■ **What is expected**:
Please write out all the entries exactly, without the pictures.

[Opening Records provided section]

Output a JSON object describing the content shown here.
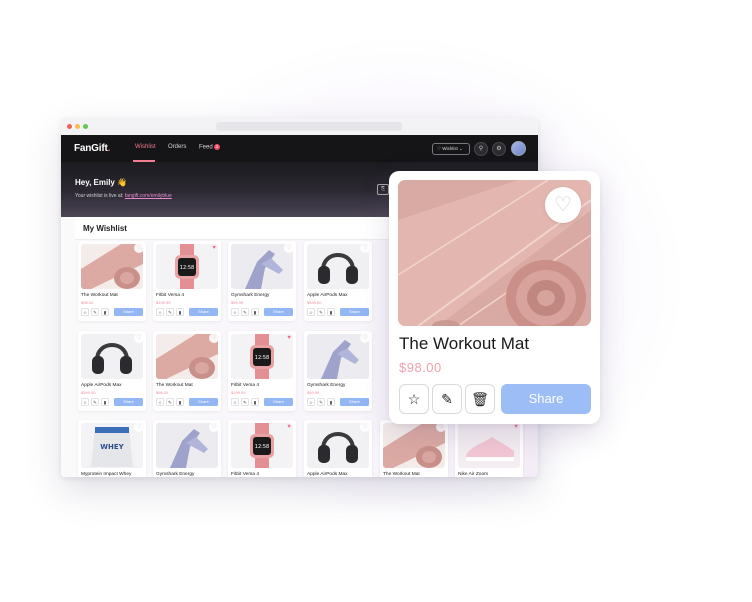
{
  "colors": {
    "accent": "#f07d90",
    "share_blue": "#93b6f5",
    "price_pink": "#ee8fa0",
    "nav_bg": "#151417"
  },
  "app": {
    "logo_main": "FanGift",
    "logo_dot": "."
  },
  "nav": {
    "wishlist": "Wishlist",
    "orders": "Orders",
    "feed": "Feed",
    "feed_badge": "3",
    "wishlist_select": "♡ Wishlist ⌄"
  },
  "hero": {
    "greeting": "Hey, Emily 👋",
    "live_prefix": "Your wishlist is live at:",
    "live_link": "fangift.com/emilyblue"
  },
  "wishlist": {
    "title": "My Wishlist"
  },
  "actions": {
    "share": "Share"
  },
  "cards": [
    {
      "name": "The Workout Mat",
      "price": "$98.00",
      "img": "mat",
      "liked": false
    },
    {
      "name": "Fitbit Versa 4",
      "price": "$199.95",
      "img": "watch",
      "liked": true
    },
    {
      "name": "Gymshark Energy",
      "price": "$59.99",
      "img": "legs",
      "liked": false
    },
    {
      "name": "Apple AirPods Max",
      "price": "$549.00",
      "img": "headphones",
      "liked": false
    },
    {
      "name": "Apple AirPods Max",
      "price": "$549.00",
      "img": "headphones",
      "liked": false
    },
    {
      "name": "The Workout Mat",
      "price": "$98.00",
      "img": "mat",
      "liked": false
    },
    {
      "name": "Fitbit Versa 4",
      "price": "$199.95",
      "img": "watch",
      "liked": true
    },
    {
      "name": "Gymshark Energy",
      "price": "$59.99",
      "img": "legs",
      "liked": false
    },
    {
      "name": "Myprotein Impact Whey",
      "price": "",
      "img": "protein",
      "liked": false
    },
    {
      "name": "Gymshark Energy",
      "price": "",
      "img": "legs",
      "liked": false
    },
    {
      "name": "Fitbit Versa 4",
      "price": "",
      "img": "watch",
      "liked": true
    },
    {
      "name": "Apple AirPods Max",
      "price": "",
      "img": "headphones",
      "liked": false
    },
    {
      "name": "The Workout Mat",
      "price": "",
      "img": "mat",
      "liked": false
    },
    {
      "name": "Nike Air Zoom",
      "price": "",
      "img": "shoe",
      "liked": true
    }
  ],
  "popup": {
    "name": "The Workout Mat",
    "price": "$98.00",
    "share_label": "Share"
  }
}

[Closing Records provided section]

■ **Task output**:
Output a JSON object describing the content shown here.
{
  "colors": {
    "accent": "#f07d90",
    "share_blue": "#93b6f5",
    "price_pink": "#ee8fa0",
    "nav_bg": "#151417"
  },
  "app": {
    "logo_main": "FanGift",
    "logo_dot": "."
  },
  "nav": {
    "wishlist": "Wishlist",
    "orders": "Orders",
    "feed": "Feed",
    "feed_badge": "3",
    "wishlist_select": "♡ Wishlist ⌄"
  },
  "hero": {
    "greeting": "Hey, Emily 👋",
    "live_prefix": "Your wishlist is live at:",
    "live_link": "fangift.com/emilyblue"
  },
  "wishlist": {
    "title": "My Wishlist"
  },
  "actions": {
    "share": "Share"
  },
  "cards": [
    {
      "name": "The Workout Mat",
      "price": "$98.00",
      "img": "mat",
      "liked": false
    },
    {
      "name": "Fitbit Versa 4",
      "price": "$199.95",
      "img": "watch",
      "liked": true
    },
    {
      "name": "Gymshark Energy",
      "price": "$59.99",
      "img": "legs",
      "liked": false
    },
    {
      "name": "Apple AirPods Max",
      "price": "$549.00",
      "img": "headphones",
      "liked": false
    },
    {
      "name": "Apple AirPods Max",
      "price": "$549.00",
      "img": "headphones",
      "liked": false
    },
    {
      "name": "The Workout Mat",
      "price": "$98.00",
      "img": "mat",
      "liked": false
    },
    {
      "name": "Fitbit Versa 4",
      "price": "$199.95",
      "img": "watch",
      "liked": true
    },
    {
      "name": "Gymshark Energy",
      "price": "$59.99",
      "img": "legs",
      "liked": false
    },
    {
      "name": "Myprotein Impact Whey",
      "price": "",
      "img": "protein",
      "liked": false
    },
    {
      "name": "Gymshark Energy",
      "price": "",
      "img": "legs",
      "liked": false
    },
    {
      "name": "Fitbit Versa 4",
      "price": "",
      "img": "watch",
      "liked": true
    },
    {
      "name": "Apple AirPods Max",
      "price": "",
      "img": "headphones",
      "liked": false
    },
    {
      "name": "The Workout Mat",
      "price": "",
      "img": "mat",
      "liked": false
    },
    {
      "name": "Nike Air Zoom",
      "price": "",
      "img": "shoe",
      "liked": true
    }
  ],
  "popup": {
    "name": "The Workout Mat",
    "price": "$98.00",
    "share_label": "Share"
  }
}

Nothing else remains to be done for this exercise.